◆ Requirement:
Wherever a line in the data below holds "Land", copy that line.

◆ Data records:
--
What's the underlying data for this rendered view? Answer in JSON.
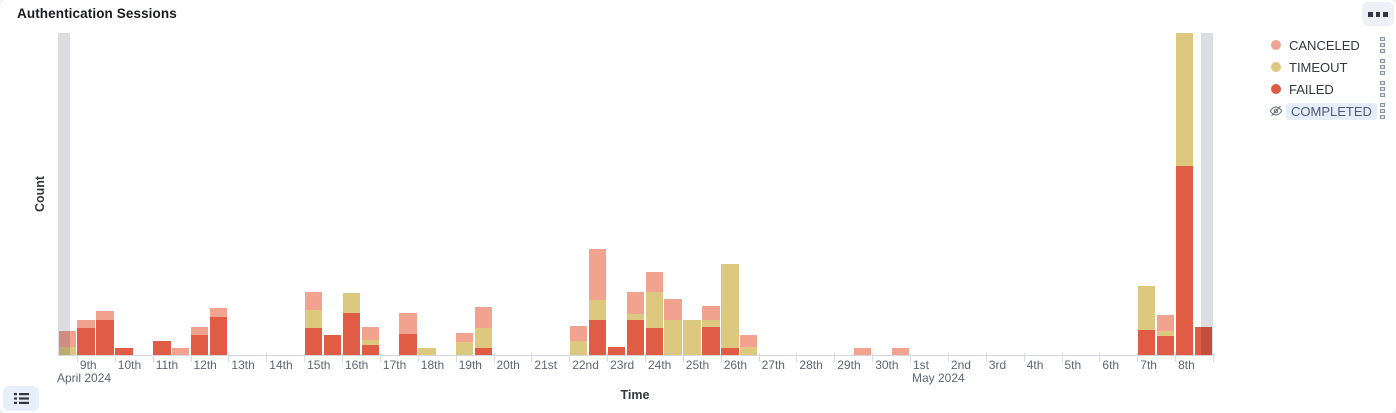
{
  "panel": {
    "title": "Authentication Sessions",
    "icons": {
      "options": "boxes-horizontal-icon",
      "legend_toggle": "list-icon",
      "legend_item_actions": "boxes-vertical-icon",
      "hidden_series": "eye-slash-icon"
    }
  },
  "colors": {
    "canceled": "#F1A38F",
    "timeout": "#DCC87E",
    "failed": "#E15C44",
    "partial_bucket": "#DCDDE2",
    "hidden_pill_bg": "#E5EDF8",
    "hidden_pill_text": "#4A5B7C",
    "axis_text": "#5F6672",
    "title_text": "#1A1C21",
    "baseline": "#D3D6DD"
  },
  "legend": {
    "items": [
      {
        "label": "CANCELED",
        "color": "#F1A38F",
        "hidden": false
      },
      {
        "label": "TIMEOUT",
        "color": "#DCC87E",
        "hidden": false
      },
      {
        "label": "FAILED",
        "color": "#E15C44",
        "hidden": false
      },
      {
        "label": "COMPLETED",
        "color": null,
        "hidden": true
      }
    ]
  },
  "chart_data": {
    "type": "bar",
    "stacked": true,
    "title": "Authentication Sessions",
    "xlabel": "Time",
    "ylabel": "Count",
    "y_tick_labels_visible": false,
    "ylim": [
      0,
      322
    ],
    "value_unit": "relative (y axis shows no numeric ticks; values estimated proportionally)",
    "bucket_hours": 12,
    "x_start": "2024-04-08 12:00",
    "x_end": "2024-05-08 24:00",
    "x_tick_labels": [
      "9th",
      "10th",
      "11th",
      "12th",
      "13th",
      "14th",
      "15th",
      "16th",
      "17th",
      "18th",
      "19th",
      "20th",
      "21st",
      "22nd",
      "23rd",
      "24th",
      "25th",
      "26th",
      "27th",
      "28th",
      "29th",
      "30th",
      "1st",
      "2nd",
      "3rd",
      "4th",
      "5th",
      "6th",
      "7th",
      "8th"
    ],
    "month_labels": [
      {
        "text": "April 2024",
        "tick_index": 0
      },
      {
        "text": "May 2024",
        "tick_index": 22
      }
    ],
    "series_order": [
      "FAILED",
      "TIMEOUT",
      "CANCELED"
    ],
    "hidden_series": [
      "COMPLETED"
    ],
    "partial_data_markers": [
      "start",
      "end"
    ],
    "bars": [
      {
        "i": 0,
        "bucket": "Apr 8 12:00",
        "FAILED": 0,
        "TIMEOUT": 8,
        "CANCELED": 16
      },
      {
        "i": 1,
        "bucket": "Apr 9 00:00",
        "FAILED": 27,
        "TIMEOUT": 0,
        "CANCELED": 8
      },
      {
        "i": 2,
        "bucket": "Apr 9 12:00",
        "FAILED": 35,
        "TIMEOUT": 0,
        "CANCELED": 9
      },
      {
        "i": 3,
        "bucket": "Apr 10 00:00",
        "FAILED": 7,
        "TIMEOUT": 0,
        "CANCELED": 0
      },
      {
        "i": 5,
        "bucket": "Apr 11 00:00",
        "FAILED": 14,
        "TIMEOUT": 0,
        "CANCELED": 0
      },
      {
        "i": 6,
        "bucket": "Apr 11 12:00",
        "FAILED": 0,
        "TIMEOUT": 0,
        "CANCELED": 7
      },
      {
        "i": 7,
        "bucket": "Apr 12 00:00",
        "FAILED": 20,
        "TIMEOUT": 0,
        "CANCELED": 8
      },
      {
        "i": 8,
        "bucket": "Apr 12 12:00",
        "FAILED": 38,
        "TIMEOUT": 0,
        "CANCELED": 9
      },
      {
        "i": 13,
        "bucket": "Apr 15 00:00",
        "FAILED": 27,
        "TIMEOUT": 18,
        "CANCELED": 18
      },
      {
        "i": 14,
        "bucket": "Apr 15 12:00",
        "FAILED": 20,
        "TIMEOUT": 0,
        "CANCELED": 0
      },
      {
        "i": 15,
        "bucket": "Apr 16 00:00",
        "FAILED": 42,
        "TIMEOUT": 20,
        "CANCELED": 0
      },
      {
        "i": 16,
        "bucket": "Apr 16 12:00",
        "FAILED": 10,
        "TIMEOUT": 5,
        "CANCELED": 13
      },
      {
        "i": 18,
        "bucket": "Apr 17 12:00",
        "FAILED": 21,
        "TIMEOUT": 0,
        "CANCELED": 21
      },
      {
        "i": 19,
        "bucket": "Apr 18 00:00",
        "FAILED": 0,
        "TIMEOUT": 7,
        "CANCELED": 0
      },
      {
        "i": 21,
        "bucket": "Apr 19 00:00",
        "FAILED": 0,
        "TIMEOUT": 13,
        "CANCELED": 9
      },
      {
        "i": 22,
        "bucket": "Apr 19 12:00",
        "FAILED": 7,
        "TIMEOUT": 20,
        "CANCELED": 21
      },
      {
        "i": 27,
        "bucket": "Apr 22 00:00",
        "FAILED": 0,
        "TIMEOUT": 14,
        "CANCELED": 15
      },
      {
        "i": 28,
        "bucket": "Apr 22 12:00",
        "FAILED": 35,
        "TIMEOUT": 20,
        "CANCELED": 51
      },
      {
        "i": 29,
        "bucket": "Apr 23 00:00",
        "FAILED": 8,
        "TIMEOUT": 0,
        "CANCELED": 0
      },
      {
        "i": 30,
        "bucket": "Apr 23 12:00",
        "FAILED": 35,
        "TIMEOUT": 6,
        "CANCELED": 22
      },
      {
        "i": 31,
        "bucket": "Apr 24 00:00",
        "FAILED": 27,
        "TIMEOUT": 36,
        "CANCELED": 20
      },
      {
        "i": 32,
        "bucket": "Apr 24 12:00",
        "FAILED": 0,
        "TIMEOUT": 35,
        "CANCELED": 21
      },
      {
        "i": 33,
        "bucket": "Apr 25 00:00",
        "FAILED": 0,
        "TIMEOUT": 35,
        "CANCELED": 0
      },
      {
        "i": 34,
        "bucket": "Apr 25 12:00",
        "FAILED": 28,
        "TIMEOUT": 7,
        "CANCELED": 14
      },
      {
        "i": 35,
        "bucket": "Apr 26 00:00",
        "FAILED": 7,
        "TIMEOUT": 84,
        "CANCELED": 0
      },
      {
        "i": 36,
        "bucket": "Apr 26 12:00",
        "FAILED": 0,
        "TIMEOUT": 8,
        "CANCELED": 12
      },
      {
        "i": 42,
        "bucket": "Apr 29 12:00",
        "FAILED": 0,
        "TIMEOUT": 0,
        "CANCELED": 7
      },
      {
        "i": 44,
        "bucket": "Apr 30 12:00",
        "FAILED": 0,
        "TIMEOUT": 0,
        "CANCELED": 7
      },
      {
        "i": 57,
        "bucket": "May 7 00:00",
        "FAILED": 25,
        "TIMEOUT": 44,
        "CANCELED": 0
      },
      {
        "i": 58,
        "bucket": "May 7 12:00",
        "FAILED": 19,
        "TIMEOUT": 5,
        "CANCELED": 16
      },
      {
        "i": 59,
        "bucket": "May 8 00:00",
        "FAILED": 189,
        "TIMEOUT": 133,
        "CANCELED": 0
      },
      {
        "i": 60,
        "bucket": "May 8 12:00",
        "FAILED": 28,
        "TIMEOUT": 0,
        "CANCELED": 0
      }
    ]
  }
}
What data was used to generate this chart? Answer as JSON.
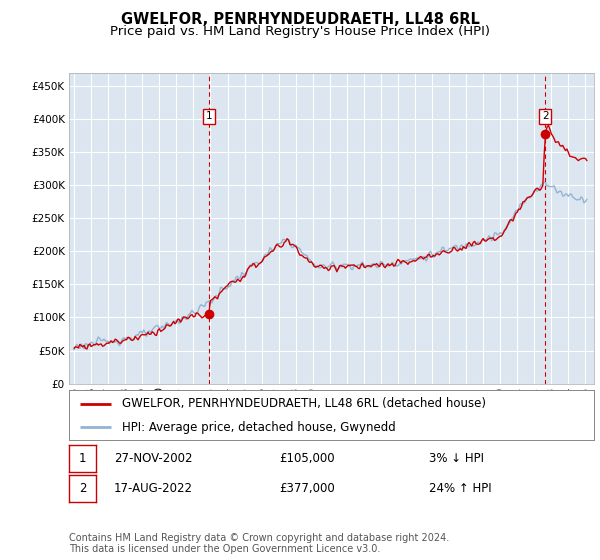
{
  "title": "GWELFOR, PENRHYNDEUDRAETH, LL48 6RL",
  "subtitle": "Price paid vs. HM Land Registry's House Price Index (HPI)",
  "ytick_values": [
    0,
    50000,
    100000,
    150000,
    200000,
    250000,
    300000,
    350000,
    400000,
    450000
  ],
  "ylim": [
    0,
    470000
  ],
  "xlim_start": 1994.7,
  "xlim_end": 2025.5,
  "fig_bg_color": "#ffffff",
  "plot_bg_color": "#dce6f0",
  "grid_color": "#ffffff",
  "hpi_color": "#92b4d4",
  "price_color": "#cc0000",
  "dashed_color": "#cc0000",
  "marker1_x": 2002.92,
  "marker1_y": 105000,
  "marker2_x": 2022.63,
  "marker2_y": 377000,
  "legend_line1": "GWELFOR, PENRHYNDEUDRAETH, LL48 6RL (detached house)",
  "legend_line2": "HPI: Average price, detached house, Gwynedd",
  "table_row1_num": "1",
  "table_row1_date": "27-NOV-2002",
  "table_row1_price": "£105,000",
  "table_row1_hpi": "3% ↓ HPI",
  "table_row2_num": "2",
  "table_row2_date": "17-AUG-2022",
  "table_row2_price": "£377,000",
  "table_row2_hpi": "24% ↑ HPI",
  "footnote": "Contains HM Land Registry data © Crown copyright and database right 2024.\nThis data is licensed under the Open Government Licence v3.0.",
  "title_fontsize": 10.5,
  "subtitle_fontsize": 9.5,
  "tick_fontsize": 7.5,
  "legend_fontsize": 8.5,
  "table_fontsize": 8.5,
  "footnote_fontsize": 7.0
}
--
◆ Output of the exercise:
  "subtitle": "Price paid vs. HM Land Registry's House Price Index (HPI)",
  "footnote": "Contains HM Land Registry data © Crown copyright and database right 2024.\nThis data is licensed under the Open Government Licence v3.0.",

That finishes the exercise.